Dataset extract:
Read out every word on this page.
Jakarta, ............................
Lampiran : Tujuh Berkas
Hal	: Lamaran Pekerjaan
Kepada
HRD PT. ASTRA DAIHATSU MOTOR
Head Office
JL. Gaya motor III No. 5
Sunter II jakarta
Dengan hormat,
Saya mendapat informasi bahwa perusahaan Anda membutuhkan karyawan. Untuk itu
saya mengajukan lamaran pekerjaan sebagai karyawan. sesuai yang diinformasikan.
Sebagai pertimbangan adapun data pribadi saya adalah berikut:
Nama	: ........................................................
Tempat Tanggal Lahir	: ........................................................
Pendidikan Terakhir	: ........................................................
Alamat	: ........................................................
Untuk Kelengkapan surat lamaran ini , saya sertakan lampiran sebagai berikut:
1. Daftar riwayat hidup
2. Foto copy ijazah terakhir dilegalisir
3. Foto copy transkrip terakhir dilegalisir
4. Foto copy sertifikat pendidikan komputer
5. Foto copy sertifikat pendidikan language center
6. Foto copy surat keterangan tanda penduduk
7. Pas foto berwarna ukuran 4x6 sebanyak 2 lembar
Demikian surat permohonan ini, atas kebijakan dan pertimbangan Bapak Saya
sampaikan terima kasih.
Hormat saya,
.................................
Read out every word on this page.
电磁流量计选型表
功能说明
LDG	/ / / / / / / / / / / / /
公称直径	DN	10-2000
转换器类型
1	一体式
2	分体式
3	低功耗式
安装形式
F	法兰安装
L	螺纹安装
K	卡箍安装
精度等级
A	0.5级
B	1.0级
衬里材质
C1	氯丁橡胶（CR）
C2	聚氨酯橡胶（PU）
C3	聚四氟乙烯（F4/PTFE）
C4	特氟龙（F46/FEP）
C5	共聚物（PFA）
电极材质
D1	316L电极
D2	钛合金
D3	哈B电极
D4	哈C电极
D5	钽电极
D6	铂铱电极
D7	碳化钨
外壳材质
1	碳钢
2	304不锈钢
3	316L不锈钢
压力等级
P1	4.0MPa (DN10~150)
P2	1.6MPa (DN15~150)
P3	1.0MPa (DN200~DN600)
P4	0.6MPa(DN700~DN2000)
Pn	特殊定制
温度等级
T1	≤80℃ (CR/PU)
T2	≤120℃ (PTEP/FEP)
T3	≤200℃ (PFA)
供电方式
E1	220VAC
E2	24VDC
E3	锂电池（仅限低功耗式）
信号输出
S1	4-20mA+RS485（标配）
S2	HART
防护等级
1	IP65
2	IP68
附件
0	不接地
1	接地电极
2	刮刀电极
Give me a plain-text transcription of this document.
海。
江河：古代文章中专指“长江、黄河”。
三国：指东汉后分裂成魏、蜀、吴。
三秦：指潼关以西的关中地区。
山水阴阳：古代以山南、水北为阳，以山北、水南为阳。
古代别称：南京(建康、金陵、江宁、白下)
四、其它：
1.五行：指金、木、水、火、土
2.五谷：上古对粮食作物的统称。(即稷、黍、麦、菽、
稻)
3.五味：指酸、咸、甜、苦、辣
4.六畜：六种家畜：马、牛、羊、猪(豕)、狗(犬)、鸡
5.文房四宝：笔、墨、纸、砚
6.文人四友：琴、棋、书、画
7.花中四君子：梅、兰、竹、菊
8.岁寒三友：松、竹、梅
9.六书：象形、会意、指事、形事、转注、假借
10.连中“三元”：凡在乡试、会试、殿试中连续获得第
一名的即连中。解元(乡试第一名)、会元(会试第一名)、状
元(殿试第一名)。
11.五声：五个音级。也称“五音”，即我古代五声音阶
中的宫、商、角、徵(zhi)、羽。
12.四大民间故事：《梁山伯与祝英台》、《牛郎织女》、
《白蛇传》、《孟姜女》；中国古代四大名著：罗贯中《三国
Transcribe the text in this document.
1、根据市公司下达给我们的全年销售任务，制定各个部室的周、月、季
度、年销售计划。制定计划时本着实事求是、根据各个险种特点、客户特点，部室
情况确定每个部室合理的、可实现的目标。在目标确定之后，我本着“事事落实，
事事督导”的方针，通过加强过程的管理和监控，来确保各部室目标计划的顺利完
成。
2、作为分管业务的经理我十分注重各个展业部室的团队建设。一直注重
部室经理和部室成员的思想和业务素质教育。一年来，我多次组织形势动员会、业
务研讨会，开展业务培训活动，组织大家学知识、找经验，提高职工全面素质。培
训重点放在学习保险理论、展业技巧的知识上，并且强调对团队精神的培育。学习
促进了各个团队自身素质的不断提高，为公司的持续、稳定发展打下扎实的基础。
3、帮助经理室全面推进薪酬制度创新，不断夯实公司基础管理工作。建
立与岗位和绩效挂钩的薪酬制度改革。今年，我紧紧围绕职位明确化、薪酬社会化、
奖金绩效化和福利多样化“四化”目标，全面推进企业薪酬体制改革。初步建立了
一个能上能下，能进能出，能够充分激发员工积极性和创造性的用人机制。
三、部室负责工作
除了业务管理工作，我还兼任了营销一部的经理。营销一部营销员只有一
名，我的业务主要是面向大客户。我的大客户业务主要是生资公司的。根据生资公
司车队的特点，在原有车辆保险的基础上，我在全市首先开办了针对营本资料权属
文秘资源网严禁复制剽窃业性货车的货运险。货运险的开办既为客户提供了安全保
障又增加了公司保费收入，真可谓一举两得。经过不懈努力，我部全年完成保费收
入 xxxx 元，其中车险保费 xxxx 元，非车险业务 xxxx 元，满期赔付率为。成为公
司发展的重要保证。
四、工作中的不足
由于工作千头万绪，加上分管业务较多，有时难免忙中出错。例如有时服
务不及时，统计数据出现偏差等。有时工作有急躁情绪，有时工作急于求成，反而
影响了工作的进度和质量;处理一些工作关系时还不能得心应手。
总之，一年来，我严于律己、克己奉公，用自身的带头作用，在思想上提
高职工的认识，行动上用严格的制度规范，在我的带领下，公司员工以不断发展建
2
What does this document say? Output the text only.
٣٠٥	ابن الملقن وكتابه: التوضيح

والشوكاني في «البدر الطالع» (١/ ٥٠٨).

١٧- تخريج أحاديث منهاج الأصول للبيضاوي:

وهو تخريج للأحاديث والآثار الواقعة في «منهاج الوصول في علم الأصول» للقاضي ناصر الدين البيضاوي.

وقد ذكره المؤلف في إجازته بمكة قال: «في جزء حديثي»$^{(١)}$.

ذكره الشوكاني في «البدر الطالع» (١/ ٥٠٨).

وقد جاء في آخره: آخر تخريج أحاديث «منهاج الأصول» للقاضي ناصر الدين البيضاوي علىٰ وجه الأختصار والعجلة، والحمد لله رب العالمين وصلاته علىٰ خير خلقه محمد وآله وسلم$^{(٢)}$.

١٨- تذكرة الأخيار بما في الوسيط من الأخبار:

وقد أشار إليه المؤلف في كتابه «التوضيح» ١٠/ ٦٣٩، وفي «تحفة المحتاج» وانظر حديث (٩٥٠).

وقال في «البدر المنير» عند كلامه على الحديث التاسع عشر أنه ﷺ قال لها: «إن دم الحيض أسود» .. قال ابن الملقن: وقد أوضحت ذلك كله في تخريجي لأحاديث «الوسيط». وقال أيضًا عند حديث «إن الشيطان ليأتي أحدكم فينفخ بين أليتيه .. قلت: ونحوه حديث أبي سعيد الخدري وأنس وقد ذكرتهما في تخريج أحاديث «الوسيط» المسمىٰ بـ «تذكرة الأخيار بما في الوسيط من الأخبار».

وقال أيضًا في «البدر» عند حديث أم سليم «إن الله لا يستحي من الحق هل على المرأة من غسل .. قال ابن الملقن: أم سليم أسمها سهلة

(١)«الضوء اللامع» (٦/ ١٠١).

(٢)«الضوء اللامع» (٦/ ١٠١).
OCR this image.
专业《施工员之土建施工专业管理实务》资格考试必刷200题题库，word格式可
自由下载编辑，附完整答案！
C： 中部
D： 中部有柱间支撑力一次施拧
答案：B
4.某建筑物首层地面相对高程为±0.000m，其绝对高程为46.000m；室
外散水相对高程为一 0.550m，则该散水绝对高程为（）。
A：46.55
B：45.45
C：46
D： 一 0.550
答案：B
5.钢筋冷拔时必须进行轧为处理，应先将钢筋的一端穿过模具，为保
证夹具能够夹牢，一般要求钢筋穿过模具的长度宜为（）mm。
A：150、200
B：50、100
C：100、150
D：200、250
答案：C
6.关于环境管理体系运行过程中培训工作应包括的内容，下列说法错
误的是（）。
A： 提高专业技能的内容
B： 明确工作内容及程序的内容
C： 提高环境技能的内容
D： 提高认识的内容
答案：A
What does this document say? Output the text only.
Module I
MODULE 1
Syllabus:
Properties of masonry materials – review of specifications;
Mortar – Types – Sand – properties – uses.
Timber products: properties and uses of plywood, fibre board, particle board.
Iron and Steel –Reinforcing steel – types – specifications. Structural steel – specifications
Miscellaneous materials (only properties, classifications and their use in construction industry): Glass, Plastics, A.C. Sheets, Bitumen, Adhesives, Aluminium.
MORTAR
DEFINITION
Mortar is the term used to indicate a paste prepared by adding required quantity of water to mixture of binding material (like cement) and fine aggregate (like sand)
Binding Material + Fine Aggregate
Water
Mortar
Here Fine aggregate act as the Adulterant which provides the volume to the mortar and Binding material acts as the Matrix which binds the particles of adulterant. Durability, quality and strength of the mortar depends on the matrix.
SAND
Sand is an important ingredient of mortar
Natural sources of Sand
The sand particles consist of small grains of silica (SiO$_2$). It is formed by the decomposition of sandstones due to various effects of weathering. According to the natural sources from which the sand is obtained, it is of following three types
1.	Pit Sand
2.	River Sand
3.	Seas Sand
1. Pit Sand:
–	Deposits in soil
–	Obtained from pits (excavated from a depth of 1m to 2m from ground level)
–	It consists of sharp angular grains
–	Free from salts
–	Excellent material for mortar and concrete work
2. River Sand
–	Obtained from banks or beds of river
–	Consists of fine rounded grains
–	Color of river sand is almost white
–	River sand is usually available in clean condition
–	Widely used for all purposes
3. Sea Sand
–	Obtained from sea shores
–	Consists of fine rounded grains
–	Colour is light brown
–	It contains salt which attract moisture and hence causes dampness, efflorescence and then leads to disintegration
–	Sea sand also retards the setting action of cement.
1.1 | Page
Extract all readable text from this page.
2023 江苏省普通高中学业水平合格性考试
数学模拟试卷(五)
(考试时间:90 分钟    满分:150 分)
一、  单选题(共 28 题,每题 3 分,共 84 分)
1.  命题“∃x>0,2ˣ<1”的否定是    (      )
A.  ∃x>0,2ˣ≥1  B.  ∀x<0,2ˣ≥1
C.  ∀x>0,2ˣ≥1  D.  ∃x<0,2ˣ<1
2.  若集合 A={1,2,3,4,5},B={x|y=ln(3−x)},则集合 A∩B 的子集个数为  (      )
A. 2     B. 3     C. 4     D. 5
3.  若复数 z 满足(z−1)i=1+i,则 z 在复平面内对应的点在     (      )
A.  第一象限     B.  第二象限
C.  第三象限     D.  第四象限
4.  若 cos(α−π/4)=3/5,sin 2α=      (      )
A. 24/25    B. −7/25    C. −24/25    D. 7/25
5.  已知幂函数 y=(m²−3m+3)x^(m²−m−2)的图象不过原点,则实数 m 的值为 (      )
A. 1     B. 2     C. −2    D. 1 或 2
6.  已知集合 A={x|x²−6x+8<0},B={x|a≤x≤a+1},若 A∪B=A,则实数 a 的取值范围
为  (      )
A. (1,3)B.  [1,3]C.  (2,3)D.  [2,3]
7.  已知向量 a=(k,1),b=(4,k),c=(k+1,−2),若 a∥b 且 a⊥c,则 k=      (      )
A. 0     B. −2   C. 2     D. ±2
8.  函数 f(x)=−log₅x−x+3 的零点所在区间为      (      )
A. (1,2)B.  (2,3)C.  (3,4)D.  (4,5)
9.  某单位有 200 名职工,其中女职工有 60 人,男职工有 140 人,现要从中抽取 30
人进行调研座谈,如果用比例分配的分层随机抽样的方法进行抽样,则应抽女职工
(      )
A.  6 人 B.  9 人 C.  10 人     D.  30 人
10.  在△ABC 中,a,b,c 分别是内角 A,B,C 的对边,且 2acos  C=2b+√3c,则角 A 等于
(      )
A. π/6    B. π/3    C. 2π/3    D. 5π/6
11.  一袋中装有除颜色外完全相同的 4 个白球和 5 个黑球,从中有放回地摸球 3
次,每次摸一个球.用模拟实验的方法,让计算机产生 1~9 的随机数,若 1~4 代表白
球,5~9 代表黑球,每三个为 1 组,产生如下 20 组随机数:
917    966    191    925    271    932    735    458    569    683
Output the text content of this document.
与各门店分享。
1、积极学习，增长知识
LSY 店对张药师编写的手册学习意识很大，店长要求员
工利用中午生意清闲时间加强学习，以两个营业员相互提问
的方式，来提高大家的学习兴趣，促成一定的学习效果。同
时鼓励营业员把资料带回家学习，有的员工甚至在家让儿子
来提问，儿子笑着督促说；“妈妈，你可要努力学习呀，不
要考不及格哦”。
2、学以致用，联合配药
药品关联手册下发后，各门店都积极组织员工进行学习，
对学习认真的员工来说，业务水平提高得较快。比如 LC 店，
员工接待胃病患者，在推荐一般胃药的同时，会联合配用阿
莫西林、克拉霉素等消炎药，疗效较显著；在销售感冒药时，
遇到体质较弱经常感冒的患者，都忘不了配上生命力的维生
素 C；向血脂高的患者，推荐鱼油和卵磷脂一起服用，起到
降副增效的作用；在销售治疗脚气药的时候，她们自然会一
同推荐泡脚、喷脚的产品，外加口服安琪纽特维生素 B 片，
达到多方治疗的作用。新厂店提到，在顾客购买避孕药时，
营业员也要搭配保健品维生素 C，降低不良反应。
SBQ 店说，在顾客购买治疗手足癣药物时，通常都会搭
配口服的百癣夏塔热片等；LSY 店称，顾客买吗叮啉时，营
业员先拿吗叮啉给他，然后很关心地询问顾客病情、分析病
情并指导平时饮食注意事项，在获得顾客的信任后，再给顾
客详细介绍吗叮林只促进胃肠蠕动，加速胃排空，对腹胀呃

Task: In the records above, how many lines contain the string "specifications"? State that number only.

Task output: 2